***** Material provided

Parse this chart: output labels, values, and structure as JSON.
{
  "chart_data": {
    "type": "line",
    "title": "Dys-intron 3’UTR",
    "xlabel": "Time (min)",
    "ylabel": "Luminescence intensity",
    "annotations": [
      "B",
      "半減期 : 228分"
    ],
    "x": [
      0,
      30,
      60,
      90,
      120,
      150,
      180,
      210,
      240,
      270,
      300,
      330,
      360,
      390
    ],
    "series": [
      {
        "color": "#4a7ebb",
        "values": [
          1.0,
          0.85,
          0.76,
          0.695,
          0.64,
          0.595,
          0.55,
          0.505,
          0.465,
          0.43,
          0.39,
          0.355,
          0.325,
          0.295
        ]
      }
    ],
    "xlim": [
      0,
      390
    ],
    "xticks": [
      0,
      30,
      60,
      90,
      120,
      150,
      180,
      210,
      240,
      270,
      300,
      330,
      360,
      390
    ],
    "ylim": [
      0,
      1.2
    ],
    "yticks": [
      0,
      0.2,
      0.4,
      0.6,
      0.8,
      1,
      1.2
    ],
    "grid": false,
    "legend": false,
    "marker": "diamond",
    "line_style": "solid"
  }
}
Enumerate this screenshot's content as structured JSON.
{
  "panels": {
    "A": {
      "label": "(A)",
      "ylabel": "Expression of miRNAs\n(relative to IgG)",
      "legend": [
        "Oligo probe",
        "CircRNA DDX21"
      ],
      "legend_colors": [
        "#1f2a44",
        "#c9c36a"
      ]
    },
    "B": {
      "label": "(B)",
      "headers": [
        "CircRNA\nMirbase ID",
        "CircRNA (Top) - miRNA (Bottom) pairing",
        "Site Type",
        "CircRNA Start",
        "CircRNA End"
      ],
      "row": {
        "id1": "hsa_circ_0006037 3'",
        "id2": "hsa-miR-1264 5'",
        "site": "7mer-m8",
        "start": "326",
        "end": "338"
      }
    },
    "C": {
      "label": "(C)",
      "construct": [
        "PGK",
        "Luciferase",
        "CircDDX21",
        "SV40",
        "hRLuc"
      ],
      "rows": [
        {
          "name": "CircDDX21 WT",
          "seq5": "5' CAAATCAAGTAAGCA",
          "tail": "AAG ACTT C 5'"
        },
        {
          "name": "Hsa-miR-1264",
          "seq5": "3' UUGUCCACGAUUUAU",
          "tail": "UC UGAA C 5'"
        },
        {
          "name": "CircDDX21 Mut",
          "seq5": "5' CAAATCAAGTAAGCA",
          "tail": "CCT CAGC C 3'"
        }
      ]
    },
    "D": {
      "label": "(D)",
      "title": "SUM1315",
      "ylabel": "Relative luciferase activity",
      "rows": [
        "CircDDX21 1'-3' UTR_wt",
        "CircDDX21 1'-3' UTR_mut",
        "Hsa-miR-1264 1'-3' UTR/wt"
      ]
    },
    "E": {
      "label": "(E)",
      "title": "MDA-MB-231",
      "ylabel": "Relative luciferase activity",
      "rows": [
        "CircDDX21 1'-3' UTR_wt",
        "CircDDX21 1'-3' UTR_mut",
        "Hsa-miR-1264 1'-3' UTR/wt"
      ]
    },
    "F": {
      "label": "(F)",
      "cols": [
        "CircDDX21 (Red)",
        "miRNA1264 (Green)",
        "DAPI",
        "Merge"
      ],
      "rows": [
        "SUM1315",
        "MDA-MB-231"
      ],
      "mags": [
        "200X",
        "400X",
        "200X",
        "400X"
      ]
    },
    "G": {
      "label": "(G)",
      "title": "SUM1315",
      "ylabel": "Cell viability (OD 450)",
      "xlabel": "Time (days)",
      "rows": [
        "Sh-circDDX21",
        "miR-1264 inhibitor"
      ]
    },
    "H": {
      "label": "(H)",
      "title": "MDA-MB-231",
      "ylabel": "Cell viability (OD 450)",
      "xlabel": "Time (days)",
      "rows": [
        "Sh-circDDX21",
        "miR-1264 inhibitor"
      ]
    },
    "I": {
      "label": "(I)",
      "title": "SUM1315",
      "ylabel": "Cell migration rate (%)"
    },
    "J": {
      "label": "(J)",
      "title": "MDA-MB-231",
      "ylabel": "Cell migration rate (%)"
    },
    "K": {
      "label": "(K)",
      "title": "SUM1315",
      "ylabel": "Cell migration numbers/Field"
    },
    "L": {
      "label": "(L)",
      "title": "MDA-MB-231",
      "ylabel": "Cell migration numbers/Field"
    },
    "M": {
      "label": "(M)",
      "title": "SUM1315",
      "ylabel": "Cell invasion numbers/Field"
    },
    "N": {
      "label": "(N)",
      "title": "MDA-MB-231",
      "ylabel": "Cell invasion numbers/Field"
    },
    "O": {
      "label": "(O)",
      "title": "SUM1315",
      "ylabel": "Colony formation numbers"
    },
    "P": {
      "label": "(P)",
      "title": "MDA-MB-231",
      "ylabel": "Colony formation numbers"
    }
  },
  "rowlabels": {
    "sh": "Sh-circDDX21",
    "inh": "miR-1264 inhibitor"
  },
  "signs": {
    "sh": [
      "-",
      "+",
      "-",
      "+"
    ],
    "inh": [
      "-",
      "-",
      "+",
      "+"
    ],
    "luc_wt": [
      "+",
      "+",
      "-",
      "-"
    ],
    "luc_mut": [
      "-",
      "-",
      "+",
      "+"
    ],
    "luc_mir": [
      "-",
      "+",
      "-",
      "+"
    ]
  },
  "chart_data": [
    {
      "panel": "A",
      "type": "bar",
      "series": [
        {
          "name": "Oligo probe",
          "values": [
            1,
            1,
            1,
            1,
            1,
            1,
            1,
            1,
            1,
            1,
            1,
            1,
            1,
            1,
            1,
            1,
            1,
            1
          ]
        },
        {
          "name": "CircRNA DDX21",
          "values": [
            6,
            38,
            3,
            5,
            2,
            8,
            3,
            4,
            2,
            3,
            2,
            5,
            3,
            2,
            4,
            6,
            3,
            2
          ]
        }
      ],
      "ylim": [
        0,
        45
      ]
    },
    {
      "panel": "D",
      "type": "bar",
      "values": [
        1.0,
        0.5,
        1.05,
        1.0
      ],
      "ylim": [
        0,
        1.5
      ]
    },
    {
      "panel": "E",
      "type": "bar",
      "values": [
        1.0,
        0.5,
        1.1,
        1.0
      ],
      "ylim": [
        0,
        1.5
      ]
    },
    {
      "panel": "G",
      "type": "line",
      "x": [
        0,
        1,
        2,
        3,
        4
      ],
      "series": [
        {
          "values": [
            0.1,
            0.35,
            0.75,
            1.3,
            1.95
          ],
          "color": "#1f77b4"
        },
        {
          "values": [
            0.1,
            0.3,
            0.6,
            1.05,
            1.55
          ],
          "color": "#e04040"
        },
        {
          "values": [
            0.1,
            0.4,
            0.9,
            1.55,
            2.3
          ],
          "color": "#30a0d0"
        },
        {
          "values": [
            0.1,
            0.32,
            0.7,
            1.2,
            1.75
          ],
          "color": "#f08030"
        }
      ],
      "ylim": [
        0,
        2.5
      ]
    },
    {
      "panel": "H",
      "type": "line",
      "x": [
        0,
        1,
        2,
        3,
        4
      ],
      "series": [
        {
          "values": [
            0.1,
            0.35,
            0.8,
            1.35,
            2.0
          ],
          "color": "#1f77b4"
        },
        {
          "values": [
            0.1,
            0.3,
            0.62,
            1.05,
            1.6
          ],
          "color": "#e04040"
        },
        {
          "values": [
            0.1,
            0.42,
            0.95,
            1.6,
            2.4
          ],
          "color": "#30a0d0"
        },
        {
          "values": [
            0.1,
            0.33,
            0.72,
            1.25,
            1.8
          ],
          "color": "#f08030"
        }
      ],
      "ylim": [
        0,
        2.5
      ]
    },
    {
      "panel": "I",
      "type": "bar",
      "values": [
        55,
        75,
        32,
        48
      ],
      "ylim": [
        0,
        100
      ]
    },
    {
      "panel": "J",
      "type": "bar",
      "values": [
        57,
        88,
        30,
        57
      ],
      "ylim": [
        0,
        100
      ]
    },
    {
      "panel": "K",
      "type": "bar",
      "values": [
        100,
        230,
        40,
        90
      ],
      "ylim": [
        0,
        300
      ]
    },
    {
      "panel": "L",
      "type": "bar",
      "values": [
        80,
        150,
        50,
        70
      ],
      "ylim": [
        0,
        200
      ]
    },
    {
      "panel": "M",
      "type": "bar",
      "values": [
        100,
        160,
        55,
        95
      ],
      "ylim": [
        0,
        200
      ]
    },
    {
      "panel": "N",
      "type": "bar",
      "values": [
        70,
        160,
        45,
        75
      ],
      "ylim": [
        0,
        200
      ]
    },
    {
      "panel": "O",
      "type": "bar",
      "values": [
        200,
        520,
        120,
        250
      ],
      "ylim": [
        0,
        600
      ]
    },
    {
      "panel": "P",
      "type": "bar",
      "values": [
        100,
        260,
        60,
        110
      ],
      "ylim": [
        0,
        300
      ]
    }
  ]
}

**********

The exercise: Filter the entries above down to the lines containing the word "name".

Full solution:
          "name": "CircDDX21 WT",
          "name": "Hsa-miR-1264",
          "name": "CircDDX21 Mut",
          "name": "Oligo probe",
          "name": "CircRNA DDX21",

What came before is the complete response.